## Task input
BEGIN

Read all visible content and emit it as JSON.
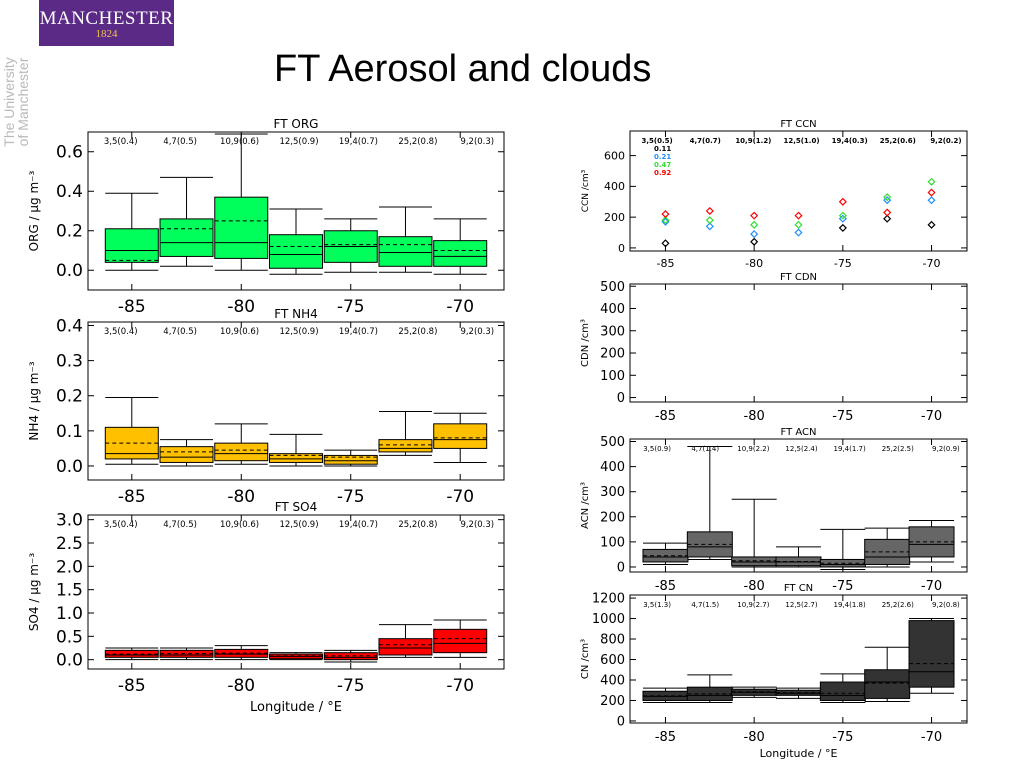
{
  "header": {
    "logo_name": "MANCHESTER",
    "logo_year": "1824",
    "university_line1": "The University",
    "university_line2": "of Manchester",
    "title": "FT Aerosol and clouds"
  },
  "colors": {
    "org": "#00ff5a",
    "nh4": "#ffc000",
    "so4": "#ff0000",
    "acn": "#666666",
    "cn": "#333333"
  },
  "chart_data": [
    {
      "id": "org",
      "type": "box",
      "title": "FT ORG",
      "ylabel": "ORG / µg m⁻³",
      "xlabel": "",
      "xlim": [
        -87,
        -68
      ],
      "ylim": [
        -0.1,
        0.7
      ],
      "yticks": [
        0.0,
        0.2,
        0.4,
        0.6
      ],
      "yfmt": 1,
      "xticks": [
        -85,
        -80,
        -75,
        -70
      ],
      "counts": [
        "3,5(0.4)",
        "4,7(0.5)",
        "10,9(0.6)",
        "12,5(0.9)",
        "19,4(0.7)",
        "25,2(0.8)",
        "9,2(0.3)"
      ],
      "boxes": [
        {
          "x": -85.0,
          "wl": 0.0,
          "q1": 0.04,
          "med": 0.1,
          "q3": 0.21,
          "wh": 0.39,
          "mean": 0.05
        },
        {
          "x": -82.5,
          "wl": 0.02,
          "q1": 0.07,
          "med": 0.14,
          "q3": 0.26,
          "wh": 0.47,
          "mean": 0.21
        },
        {
          "x": -80.0,
          "wl": 0.0,
          "q1": 0.06,
          "med": 0.14,
          "q3": 0.37,
          "wh": 0.69,
          "mean": 0.25
        },
        {
          "x": -77.5,
          "wl": -0.02,
          "q1": 0.01,
          "med": 0.08,
          "q3": 0.18,
          "wh": 0.31,
          "mean": 0.12
        },
        {
          "x": -75.0,
          "wl": -0.01,
          "q1": 0.04,
          "med": 0.12,
          "q3": 0.2,
          "wh": 0.26,
          "mean": 0.13
        },
        {
          "x": -72.5,
          "wl": -0.01,
          "q1": 0.02,
          "med": 0.09,
          "q3": 0.17,
          "wh": 0.32,
          "mean": 0.13
        },
        {
          "x": -70.0,
          "wl": -0.02,
          "q1": 0.02,
          "med": 0.07,
          "q3": 0.15,
          "wh": 0.26,
          "mean": 0.1
        }
      ]
    },
    {
      "id": "nh4",
      "type": "box",
      "title": "FT NH4",
      "ylabel": "NH4 / µg m⁻³",
      "xlabel": "",
      "xlim": [
        -87,
        -68
      ],
      "ylim": [
        -0.04,
        0.41
      ],
      "yticks": [
        0.0,
        0.1,
        0.2,
        0.3,
        0.4
      ],
      "yfmt": 1,
      "xticks": [
        -85,
        -80,
        -75,
        -70
      ],
      "counts": [
        "3,5(0.4)",
        "4,7(0.5)",
        "10,9(0.6)",
        "12,5(0.9)",
        "19,4(0.7)",
        "25,2(0.8)",
        "9,2(0.3)"
      ],
      "boxes": [
        {
          "x": -85.0,
          "wl": 0.005,
          "q1": 0.02,
          "med": 0.035,
          "q3": 0.11,
          "wh": 0.195,
          "mean": 0.065
        },
        {
          "x": -82.5,
          "wl": 0.0,
          "q1": 0.01,
          "med": 0.025,
          "q3": 0.055,
          "wh": 0.075,
          "mean": 0.04
        },
        {
          "x": -80.0,
          "wl": 0.005,
          "q1": 0.015,
          "med": 0.035,
          "q3": 0.065,
          "wh": 0.12,
          "mean": 0.045
        },
        {
          "x": -77.5,
          "wl": 0.0,
          "q1": 0.01,
          "med": 0.02,
          "q3": 0.035,
          "wh": 0.09,
          "mean": 0.03
        },
        {
          "x": -75.0,
          "wl": 0.0,
          "q1": 0.005,
          "med": 0.015,
          "q3": 0.03,
          "wh": 0.045,
          "mean": 0.025
        },
        {
          "x": -72.5,
          "wl": 0.03,
          "q1": 0.04,
          "med": 0.05,
          "q3": 0.075,
          "wh": 0.155,
          "mean": 0.06
        },
        {
          "x": -70.0,
          "wl": 0.01,
          "q1": 0.05,
          "med": 0.075,
          "q3": 0.12,
          "wh": 0.15,
          "mean": 0.08
        }
      ]
    },
    {
      "id": "so4",
      "type": "box",
      "title": "FT SO4",
      "ylabel": "SO4 / µg m⁻³",
      "xlabel": "Longitude / °E",
      "xlim": [
        -87,
        -68
      ],
      "ylim": [
        -0.2,
        3.1
      ],
      "yticks": [
        0.0,
        0.5,
        1.0,
        1.5,
        2.0,
        2.5,
        3.0
      ],
      "yfmt": 1,
      "xticks": [
        -85,
        -80,
        -75,
        -70
      ],
      "counts": [
        "3,5(0.4)",
        "4,7(0.5)",
        "10,9(0.6)",
        "12,5(0.9)",
        "19,4(0.7)",
        "25,2(0.8)",
        "9,2(0.3)"
      ],
      "boxes": [
        {
          "x": -85.0,
          "wl": 0.0,
          "q1": 0.05,
          "med": 0.1,
          "q3": 0.2,
          "wh": 0.25,
          "mean": 0.12
        },
        {
          "x": -82.5,
          "wl": 0.0,
          "q1": 0.05,
          "med": 0.1,
          "q3": 0.2,
          "wh": 0.25,
          "mean": 0.13
        },
        {
          "x": -80.0,
          "wl": 0.0,
          "q1": 0.05,
          "med": 0.12,
          "q3": 0.22,
          "wh": 0.3,
          "mean": 0.14
        },
        {
          "x": -77.5,
          "wl": 0.0,
          "q1": 0.02,
          "med": 0.07,
          "q3": 0.12,
          "wh": 0.15,
          "mean": 0.08
        },
        {
          "x": -75.0,
          "wl": -0.05,
          "q1": 0.0,
          "med": 0.05,
          "q3": 0.15,
          "wh": 0.2,
          "mean": 0.08
        },
        {
          "x": -72.5,
          "wl": 0.05,
          "q1": 0.1,
          "med": 0.25,
          "q3": 0.45,
          "wh": 0.75,
          "mean": 0.32
        },
        {
          "x": -70.0,
          "wl": 0.05,
          "q1": 0.15,
          "med": 0.35,
          "q3": 0.65,
          "wh": 0.85,
          "mean": 0.45
        }
      ]
    },
    {
      "id": "ccn",
      "type": "scatter",
      "title": "FT CCN",
      "ylabel": "CCN /cm³",
      "xlabel": "",
      "xlim": [
        -87,
        -68
      ],
      "ylim": [
        -20,
        760
      ],
      "yticks": [
        0,
        200,
        400,
        600
      ],
      "yfmt": 0,
      "xticks": [
        -85,
        -80,
        -75,
        -70
      ],
      "counts": [
        "3,5(0.5)",
        "4,7(0.7)",
        "10,9(1.2)",
        "12,5(1.0)",
        "19,4(0.3)",
        "25,2(0.6)",
        "9,2(0.2)"
      ],
      "legend": [
        {
          "label": "0.11",
          "color": "#000000"
        },
        {
          "label": "0.21",
          "color": "#1f8fff"
        },
        {
          "label": "0.47",
          "color": "#33dd33"
        },
        {
          "label": "0.92",
          "color": "#ff0000"
        }
      ],
      "series": [
        {
          "name": "0.11",
          "color": "#000000",
          "x": [
            -85.0,
            -80.0,
            -75.0,
            -72.5,
            -70.0
          ],
          "y": [
            30,
            40,
            130,
            190,
            150
          ]
        },
        {
          "name": "0.21",
          "color": "#1f8fff",
          "x": [
            -85.0,
            -82.5,
            -80.0,
            -77.5,
            -75.0,
            -72.5,
            -70.0
          ],
          "y": [
            170,
            140,
            90,
            100,
            190,
            310,
            310
          ]
        },
        {
          "name": "0.47",
          "color": "#33dd33",
          "x": [
            -85.0,
            -82.5,
            -80.0,
            -77.5,
            -75.0,
            -72.5,
            -70.0
          ],
          "y": [
            180,
            180,
            150,
            150,
            210,
            330,
            430
          ]
        },
        {
          "name": "0.92",
          "color": "#ff0000",
          "x": [
            -85.0,
            -82.5,
            -80.0,
            -77.5,
            -75.0,
            -72.5,
            -70.0
          ],
          "y": [
            220,
            240,
            210,
            210,
            300,
            230,
            360
          ]
        }
      ]
    },
    {
      "id": "cdn",
      "type": "box",
      "title": "FT CDN",
      "ylabel": "CDN /cm³",
      "xlabel": "",
      "xlim": [
        -87,
        -68
      ],
      "ylim": [
        -20,
        510
      ],
      "yticks": [
        0,
        100,
        200,
        300,
        400,
        500
      ],
      "yfmt": 0,
      "xticks": [
        -85,
        -80,
        -75,
        -70
      ],
      "counts": [],
      "boxes": []
    },
    {
      "id": "acn",
      "type": "box",
      "title": "FT ACN",
      "ylabel": "ACN /cm³",
      "xlabel": "",
      "xlim": [
        -87,
        -68
      ],
      "ylim": [
        -20,
        510
      ],
      "yticks": [
        0,
        100,
        200,
        300,
        400,
        500
      ],
      "yfmt": 0,
      "xticks": [
        -85,
        -80,
        -75,
        -70
      ],
      "counts": [
        "3,5(0.9)",
        "4,7(1.4)",
        "10,9(2.2)",
        "12,5(2.4)",
        "19,4(1.7)",
        "25,2(2.5)",
        "9,2(0.9)"
      ],
      "boxes": [
        {
          "x": -85.0,
          "wl": 10,
          "q1": 20,
          "med": 40,
          "q3": 70,
          "wh": 95,
          "mean": 45
        },
        {
          "x": -82.5,
          "wl": 30,
          "q1": 40,
          "med": 80,
          "q3": 140,
          "wh": 480,
          "mean": 90
        },
        {
          "x": -80.0,
          "wl": 0,
          "q1": 5,
          "med": 20,
          "q3": 40,
          "wh": 270,
          "mean": 25
        },
        {
          "x": -77.5,
          "wl": 0,
          "q1": 5,
          "med": 20,
          "q3": 40,
          "wh": 80,
          "mean": 22
        },
        {
          "x": -75.0,
          "wl": -10,
          "q1": 0,
          "med": 10,
          "q3": 30,
          "wh": 150,
          "mean": 15
        },
        {
          "x": -72.5,
          "wl": 0,
          "q1": 10,
          "med": 40,
          "q3": 110,
          "wh": 155,
          "mean": 60
        },
        {
          "x": -70.0,
          "wl": 20,
          "q1": 40,
          "med": 90,
          "q3": 160,
          "wh": 185,
          "mean": 100
        }
      ]
    },
    {
      "id": "cn",
      "type": "box",
      "title": "FT CN",
      "ylabel": "CN /cm³",
      "xlabel": "Longitude / °E",
      "xlim": [
        -87,
        -68
      ],
      "ylim": [
        -20,
        1230
      ],
      "yticks": [
        0,
        200,
        400,
        600,
        800,
        1000,
        1200
      ],
      "yfmt": 0,
      "xticks": [
        -85,
        -80,
        -75,
        -70
      ],
      "counts": [
        "3,5(1.3)",
        "4,7(1.5)",
        "10,9(2.7)",
        "12,5(2.7)",
        "19,4(1.8)",
        "25,2(2.6)",
        "9,2(0.8)"
      ],
      "boxes": [
        {
          "x": -85.0,
          "wl": 180,
          "q1": 200,
          "med": 240,
          "q3": 290,
          "wh": 320,
          "mean": 245
        },
        {
          "x": -82.5,
          "wl": 180,
          "q1": 200,
          "med": 250,
          "q3": 330,
          "wh": 450,
          "mean": 265
        },
        {
          "x": -80.0,
          "wl": 230,
          "q1": 250,
          "med": 280,
          "q3": 310,
          "wh": 330,
          "mean": 285
        },
        {
          "x": -77.5,
          "wl": 220,
          "q1": 250,
          "med": 270,
          "q3": 300,
          "wh": 320,
          "mean": 275
        },
        {
          "x": -75.0,
          "wl": 180,
          "q1": 200,
          "med": 250,
          "q3": 380,
          "wh": 460,
          "mean": 270
        },
        {
          "x": -72.5,
          "wl": 190,
          "q1": 220,
          "med": 380,
          "q3": 500,
          "wh": 720,
          "mean": 370
        },
        {
          "x": -70.0,
          "wl": 270,
          "q1": 330,
          "med": 480,
          "q3": 980,
          "wh": 1000,
          "mean": 560
        }
      ]
    }
  ]
}
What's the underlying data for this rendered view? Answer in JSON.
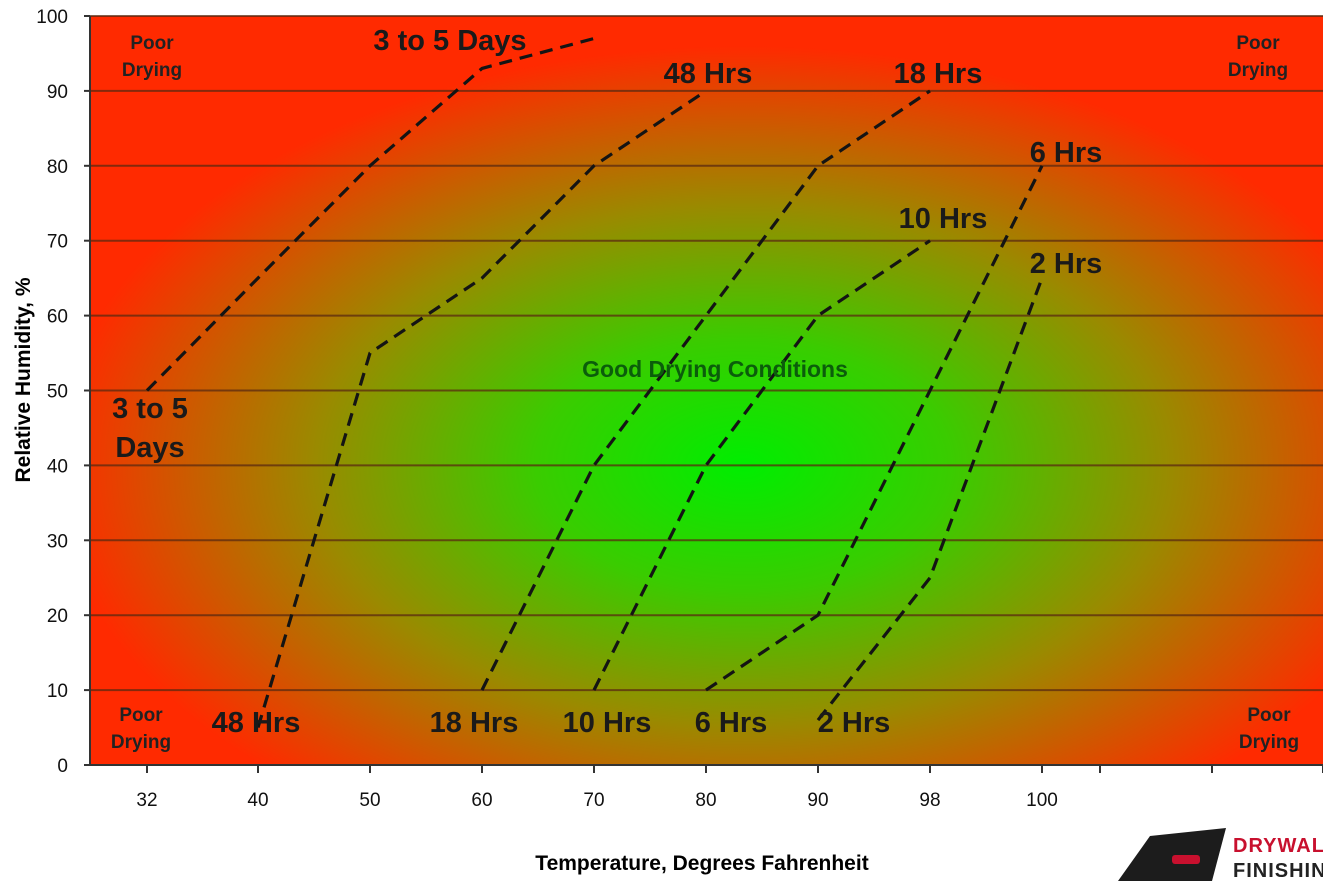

END

## Your instructions
Find every line in the records that contains the word "title"; copy those lines.

## Full solution
    "title": "FT Aerosol and clouds"
      "title": "FT ORG",
      "title": "FT NH4",
      "title": "FT SO4",
      "title": "FT CCN",
      "title": "FT CDN",
      "title": "FT ACN",
      "title": "FT CN",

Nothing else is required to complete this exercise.